The reply should hold every line of the data, unchanged and complete.

● GIVEN DATA

___

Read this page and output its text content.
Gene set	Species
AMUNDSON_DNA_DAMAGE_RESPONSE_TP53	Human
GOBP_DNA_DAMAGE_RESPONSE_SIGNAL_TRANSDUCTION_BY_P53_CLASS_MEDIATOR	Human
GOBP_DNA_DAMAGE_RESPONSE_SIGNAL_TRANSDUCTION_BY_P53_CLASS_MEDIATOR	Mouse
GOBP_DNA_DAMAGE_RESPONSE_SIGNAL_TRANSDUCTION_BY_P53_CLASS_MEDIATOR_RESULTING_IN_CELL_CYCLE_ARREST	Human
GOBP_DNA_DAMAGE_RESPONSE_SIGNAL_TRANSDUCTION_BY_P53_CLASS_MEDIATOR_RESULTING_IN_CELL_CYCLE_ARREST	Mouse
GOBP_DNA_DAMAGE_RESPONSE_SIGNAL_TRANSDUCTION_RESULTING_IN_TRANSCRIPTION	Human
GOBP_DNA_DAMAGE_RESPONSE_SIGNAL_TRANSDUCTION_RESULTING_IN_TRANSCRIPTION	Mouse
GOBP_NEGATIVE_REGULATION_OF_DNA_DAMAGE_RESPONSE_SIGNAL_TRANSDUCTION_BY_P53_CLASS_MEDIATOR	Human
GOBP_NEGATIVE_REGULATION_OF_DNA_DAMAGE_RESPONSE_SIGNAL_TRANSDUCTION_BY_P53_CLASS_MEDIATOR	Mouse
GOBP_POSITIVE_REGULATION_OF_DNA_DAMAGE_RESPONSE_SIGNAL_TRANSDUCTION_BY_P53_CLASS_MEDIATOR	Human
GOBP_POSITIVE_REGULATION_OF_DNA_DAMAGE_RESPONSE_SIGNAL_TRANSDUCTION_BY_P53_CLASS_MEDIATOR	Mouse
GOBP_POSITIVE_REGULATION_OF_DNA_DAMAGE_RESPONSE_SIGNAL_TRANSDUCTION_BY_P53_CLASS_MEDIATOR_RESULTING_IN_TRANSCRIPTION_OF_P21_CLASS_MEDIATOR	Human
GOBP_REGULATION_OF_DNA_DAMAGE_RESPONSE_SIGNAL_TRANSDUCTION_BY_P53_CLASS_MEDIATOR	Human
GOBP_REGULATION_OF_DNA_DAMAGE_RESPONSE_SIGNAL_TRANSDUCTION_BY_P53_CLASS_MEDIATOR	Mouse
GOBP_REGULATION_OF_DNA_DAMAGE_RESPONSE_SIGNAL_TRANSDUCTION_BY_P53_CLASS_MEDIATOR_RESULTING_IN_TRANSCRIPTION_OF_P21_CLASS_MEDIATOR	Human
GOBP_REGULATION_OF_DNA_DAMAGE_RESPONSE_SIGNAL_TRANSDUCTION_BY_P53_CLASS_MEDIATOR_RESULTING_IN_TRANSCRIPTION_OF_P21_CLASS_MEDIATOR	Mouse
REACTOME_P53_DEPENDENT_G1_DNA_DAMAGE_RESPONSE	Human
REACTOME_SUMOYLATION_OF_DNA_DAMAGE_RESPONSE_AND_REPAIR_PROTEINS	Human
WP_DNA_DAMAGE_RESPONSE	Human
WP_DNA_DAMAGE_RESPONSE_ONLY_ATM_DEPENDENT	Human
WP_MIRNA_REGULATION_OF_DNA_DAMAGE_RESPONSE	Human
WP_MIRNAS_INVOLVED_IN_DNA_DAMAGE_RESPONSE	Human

___

● COMPLETED EXERCISE
Read this page and output its text content.
Gene set	Species
AMUNDSON_DNA_DAMAGE_RESPONSE_TP53	Human
GOBP_DNA_DAMAGE_RESPONSE_SIGNAL_TRANSDUCTION_BY_P53_CLASS_MEDIATOR	Human
GOBP_DNA_DAMAGE_RESPONSE_SIGNAL_TRANSDUCTION_BY_P53_CLASS_MEDIATOR	Mouse
GOBP_DNA_DAMAGE_RESPONSE_SIGNAL_TRANSDUCTION_BY_P53_CLASS_MEDIATOR_RESULTING_IN_CELL_CYCLE_ARREST	Human
GOBP_DNA_DAMAGE_RESPONSE_SIGNAL_TRANSDUCTION_BY_P53_CLASS_MEDIATOR_RESULTING_IN_CELL_CYCLE_ARREST	Mouse
GOBP_DNA_DAMAGE_RESPONSE_SIGNAL_TRANSDUCTION_RESULTING_IN_TRANSCRIPTION	Human
GOBP_DNA_DAMAGE_RESPONSE_SIGNAL_TRANSDUCTION_RESULTING_IN_TRANSCRIPTION	Mouse
GOBP_NEGATIVE_REGULATION_OF_DNA_DAMAGE_RESPONSE_SIGNAL_TRANSDUCTION_BY_P53_CLASS_MEDIATOR	Human
GOBP_NEGATIVE_REGULATION_OF_DNA_DAMAGE_RESPONSE_SIGNAL_TRANSDUCTION_BY_P53_CLASS_MEDIATOR	Mouse
GOBP_POSITIVE_REGULATION_OF_DNA_DAMAGE_RESPONSE_SIGNAL_TRANSDUCTION_BY_P53_CLASS_MEDIATOR	Human
GOBP_POSITIVE_REGULATION_OF_DNA_DAMAGE_RESPONSE_SIGNAL_TRANSDUCTION_BY_P53_CLASS_MEDIATOR	Mouse
GOBP_POSITIVE_REGULATION_OF_DNA_DAMAGE_RESPONSE_SIGNAL_TRANSDUCTION_BY_P53_CLASS_MEDIATOR_RESULTING_IN_TRANSCRIPTION_OF_P21_CLASS_MEDIATOR	Human
GOBP_REGULATION_OF_DNA_DAMAGE_RESPONSE_SIGNAL_TRANSDUCTION_BY_P53_CLASS_MEDIATOR	Human
GOBP_REGULATION_OF_DNA_DAMAGE_RESPONSE_SIGNAL_TRANSDUCTION_BY_P53_CLASS_MEDIATOR	Mouse
GOBP_REGULATION_OF_DNA_DAMAGE_RESPONSE_SIGNAL_TRANSDUCTION_BY_P53_CLASS_MEDIATOR_RESULTING_IN_TRANSCRIPTION_OF_P21_CLASS_MEDIATOR	Human
GOBP_REGULATION_OF_DNA_DAMAGE_RESPONSE_SIGNAL_TRANSDUCTION_BY_P53_CLASS_MEDIATOR_RESULTING_IN_TRANSCRIPTION_OF_P21_CLASS_MEDIATOR	Mouse
REACTOME_P53_DEPENDENT_G1_DNA_DAMAGE_RESPONSE	Human
REACTOME_SUMOYLATION_OF_DNA_DAMAGE_RESPONSE_AND_REPAIR_PROTEINS	Human
WP_DNA_DAMAGE_RESPONSE	Human
WP_DNA_DAMAGE_RESPONSE_ONLY_ATM_DEPENDENT	Human
WP_MIRNA_REGULATION_OF_DNA_DAMAGE_RESPONSE	Human
WP_MIRNAS_INVOLVED_IN_DNA_DAMAGE_RESPONSE	Human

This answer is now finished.